:: Written exercise ::
Output every line of the material exactly, omitting images.

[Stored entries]

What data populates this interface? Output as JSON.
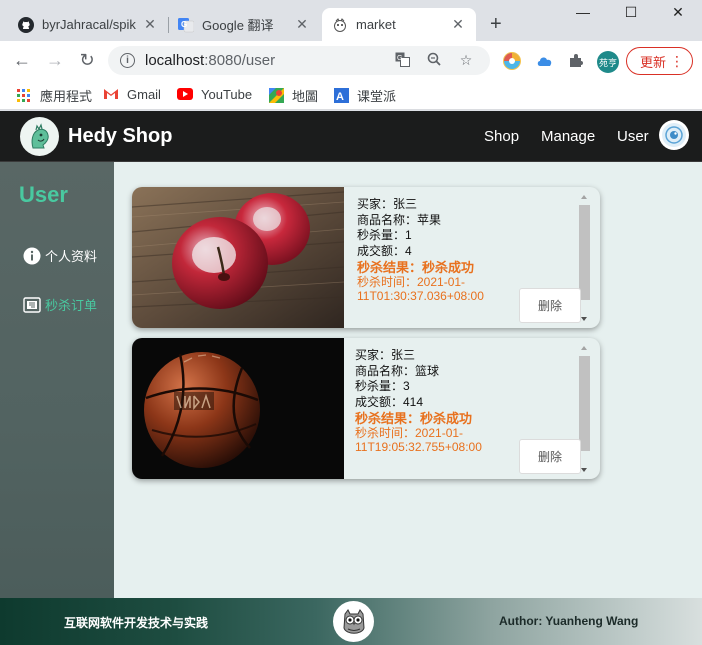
{
  "browser": {
    "tabs": [
      {
        "title": "byrJahracal/spik",
        "icon": "github-icon"
      },
      {
        "title": "Google 翻译",
        "icon": "google-translate-icon"
      },
      {
        "title": "market",
        "icon": "market-favicon-icon"
      }
    ],
    "new_tab": "+",
    "url_host": "localhost",
    "url_path": ":8080/user",
    "update_label": "更新",
    "profile_label": "苑亨",
    "bookmarks": [
      {
        "label": "應用程式",
        "icon": "apps-grid-icon"
      },
      {
        "label": "Gmail",
        "icon": "gmail-icon"
      },
      {
        "label": "YouTube",
        "icon": "youtube-icon"
      },
      {
        "label": "地圖",
        "icon": "maps-icon"
      },
      {
        "label": "课堂派",
        "icon": "ketangpai-icon"
      }
    ]
  },
  "navbar": {
    "brand": "Hedy Shop",
    "links": [
      "Shop",
      "Manage",
      "User"
    ]
  },
  "sidebar": {
    "title": "User",
    "items": [
      {
        "label": "个人资料",
        "icon": "info-icon",
        "color": "#ffffff"
      },
      {
        "label": "秒杀订单",
        "icon": "order-icon",
        "color": "#49c9a0"
      }
    ]
  },
  "orders": [
    {
      "image": "apple-photo",
      "buyer": "买家：张三",
      "product": "商品名称：苹果",
      "quantity": "秒杀量：1",
      "amount": "成交额：4",
      "result": "秒杀结果：秒杀成功",
      "time": "秒杀时间：2021-01-11T01:30:37.036+08:00",
      "delete_label": "删除"
    },
    {
      "image": "basketball-photo",
      "buyer": "买家：张三",
      "product": "商品名称：篮球",
      "quantity": "秒杀量：3",
      "amount": "成交额：414",
      "result": "秒杀结果：秒杀成功",
      "time": "秒杀时间：2021-01-11T19:05:32.755+08:00",
      "delete_label": "删除"
    }
  ],
  "footer": {
    "left": "互联网软件开发技术与实践",
    "right": "Author: Yuanheng Wang"
  },
  "colors": {
    "accent": "#49c9a0",
    "result": "#e8711e",
    "navbar": "#1b1c1c",
    "update": "#d93025"
  }
}
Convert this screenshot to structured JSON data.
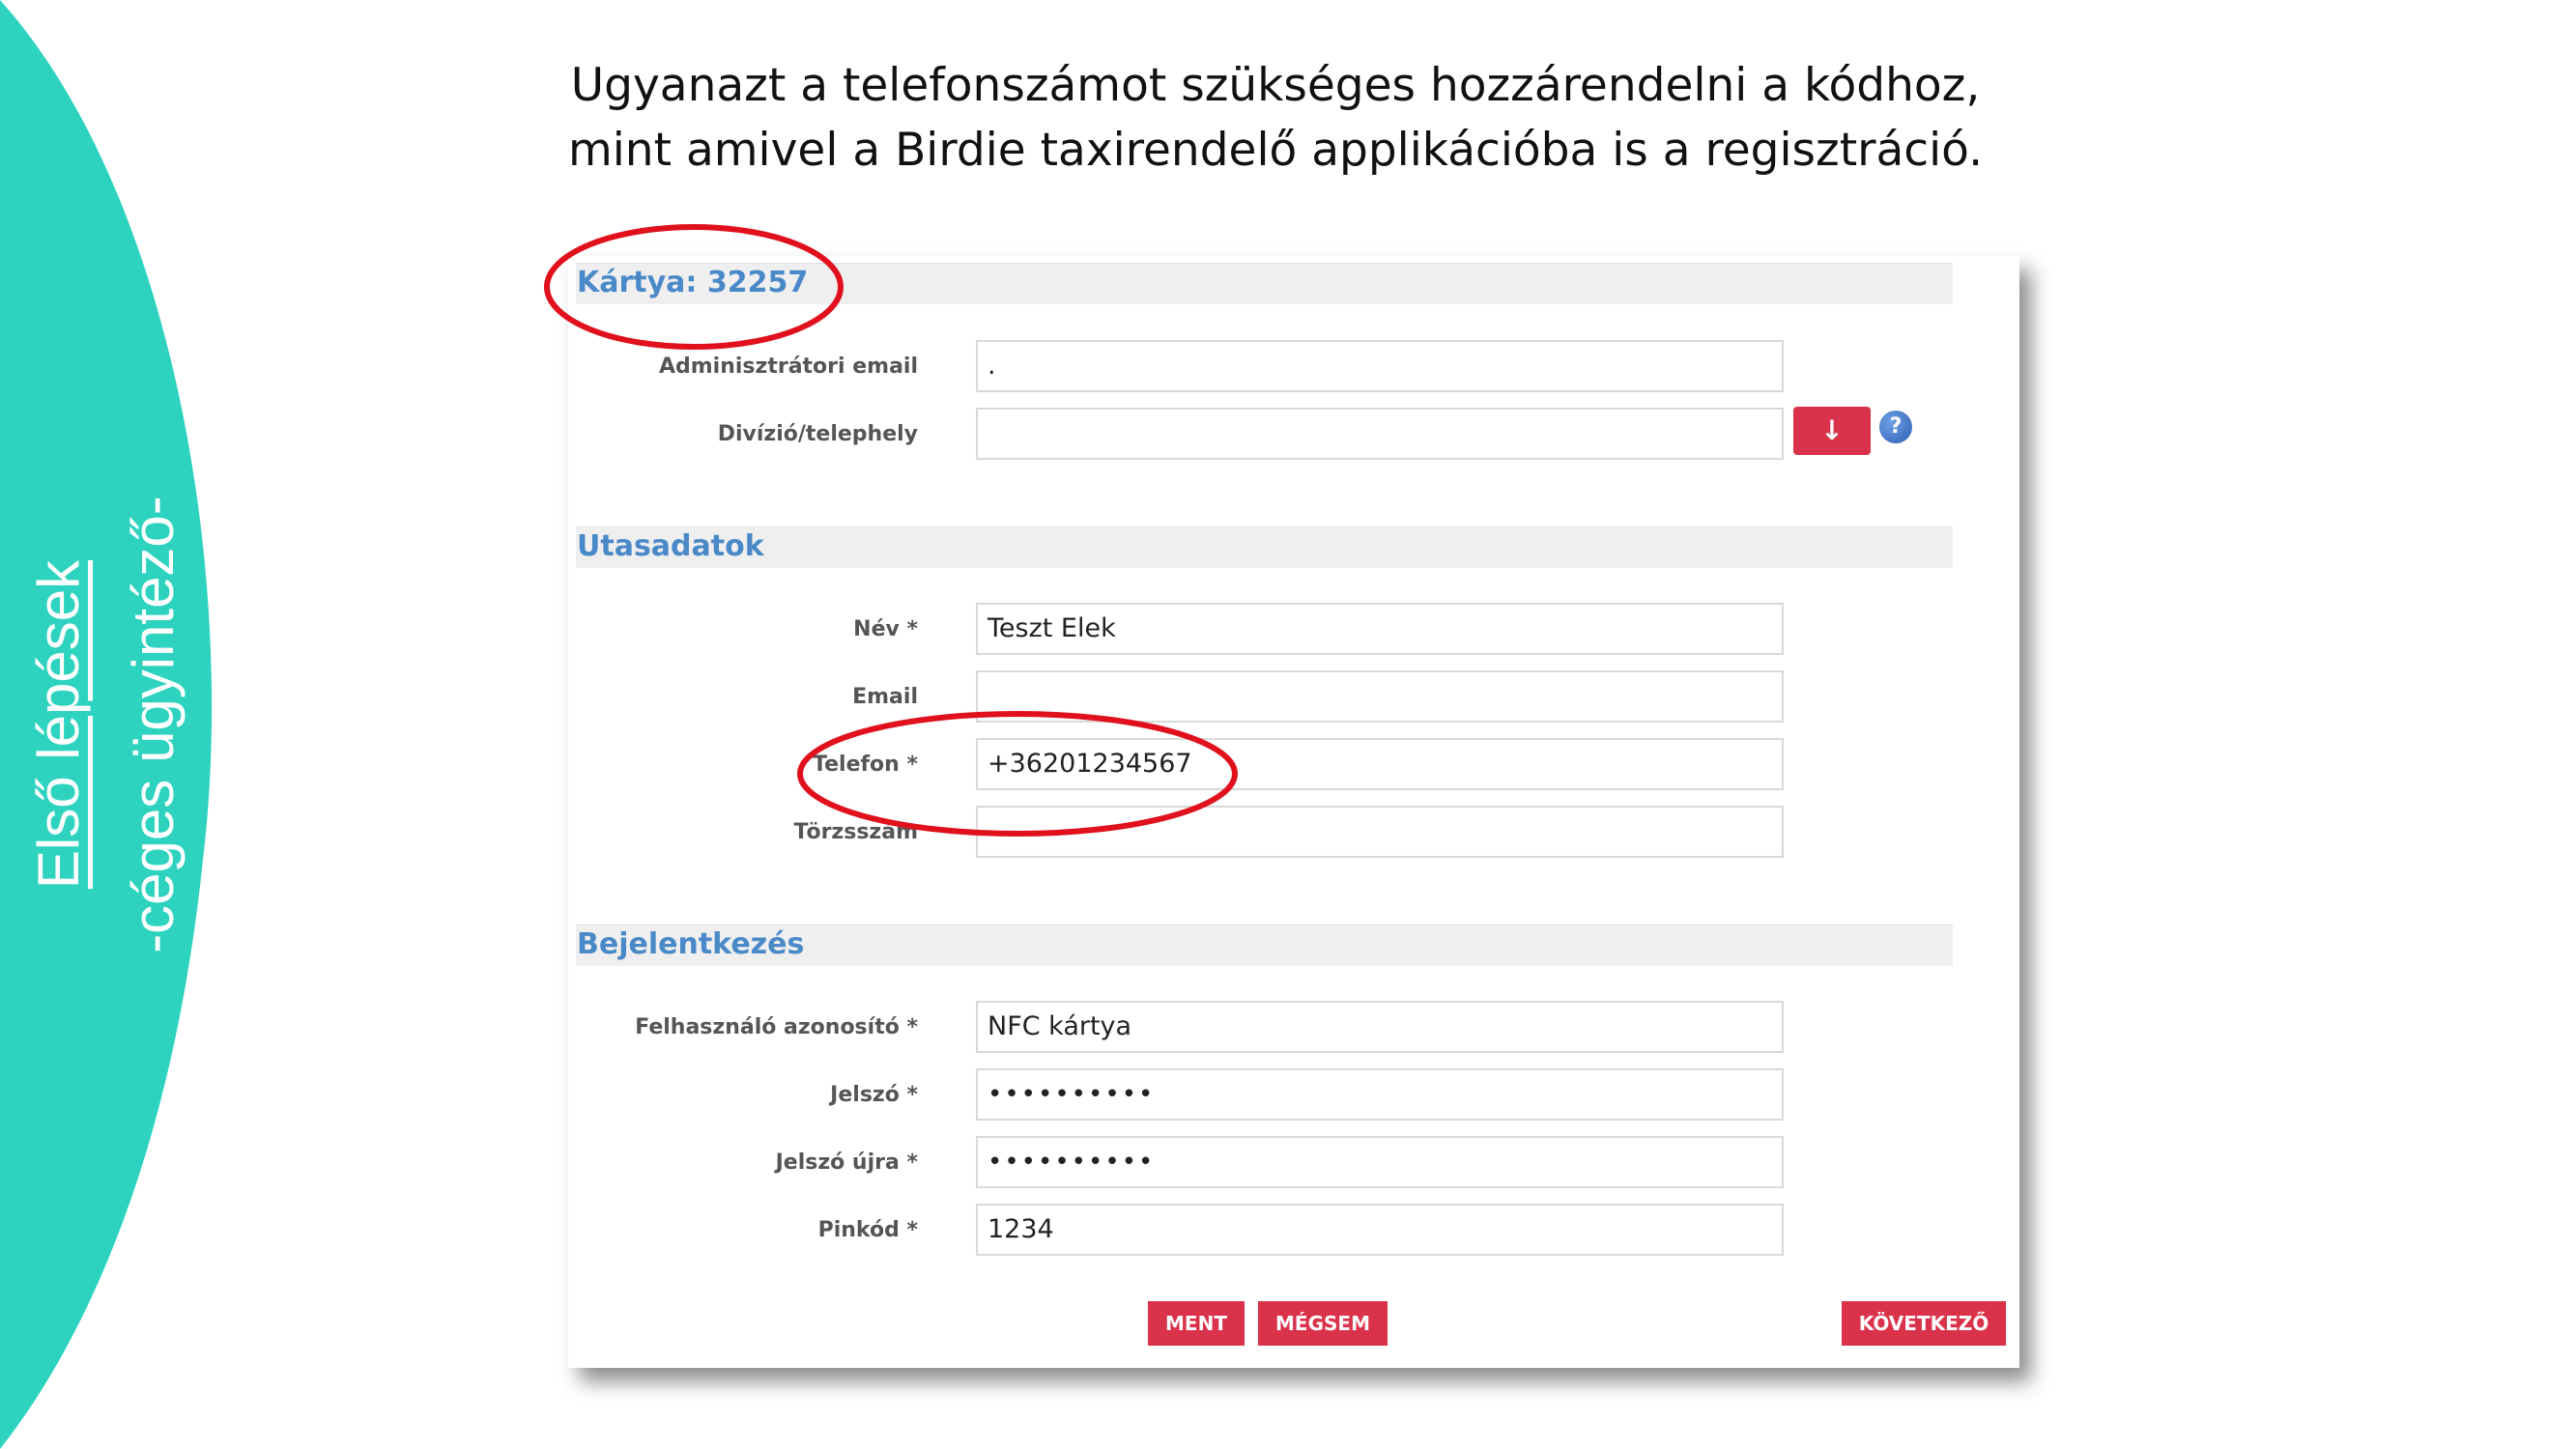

:: Full response ::
What data populates this interface? Output as JSON.
{
  "browser": {
    "tabs": [
      {
        "title": "byrJahracal/spik",
        "icon": "github-icon"
      },
      {
        "title": "Google 翻译",
        "icon": "google-translate-icon"
      },
      {
        "title": "market",
        "icon": "market-favicon-icon"
      }
    ],
    "new_tab": "+",
    "url_host": "localhost",
    "url_path": ":8080/user",
    "update_label": "更新",
    "profile_label": "苑亨",
    "bookmarks": [
      {
        "label": "應用程式",
        "icon": "apps-grid-icon"
      },
      {
        "label": "Gmail",
        "icon": "gmail-icon"
      },
      {
        "label": "YouTube",
        "icon": "youtube-icon"
      },
      {
        "label": "地圖",
        "icon": "maps-icon"
      },
      {
        "label": "课堂派",
        "icon": "ketangpai-icon"
      }
    ]
  },
  "navbar": {
    "brand": "Hedy Shop",
    "links": [
      "Shop",
      "Manage",
      "User"
    ]
  },
  "sidebar": {
    "title": "User",
    "items": [
      {
        "label": "个人资料",
        "icon": "info-icon",
        "color": "#ffffff"
      },
      {
        "label": "秒杀订单",
        "icon": "order-icon",
        "color": "#49c9a0"
      }
    ]
  },
  "orders": [
    {
      "image": "apple-photo",
      "buyer": "买家：张三",
      "product": "商品名称：苹果",
      "quantity": "秒杀量：1",
      "amount": "成交额：4",
      "result": "秒杀结果：秒杀成功",
      "time": "秒杀时间：2021-01-11T01:30:37.036+08:00",
      "delete_label": "删除"
    },
    {
      "image": "basketball-photo",
      "buyer": "买家：张三",
      "product": "商品名称：篮球",
      "quantity": "秒杀量：3",
      "amount": "成交额：414",
      "result": "秒杀结果：秒杀成功",
      "time": "秒杀时间：2021-01-11T19:05:32.755+08:00",
      "delete_label": "删除"
    }
  ],
  "footer": {
    "left": "互联网软件开发技术与实践",
    "right": "Author: Yuanheng Wang"
  },
  "colors": {
    "accent": "#49c9a0",
    "result": "#e8711e",
    "navbar": "#1b1c1c",
    "update": "#d93025"
  }
}
Convert this screenshot to structured JSON data.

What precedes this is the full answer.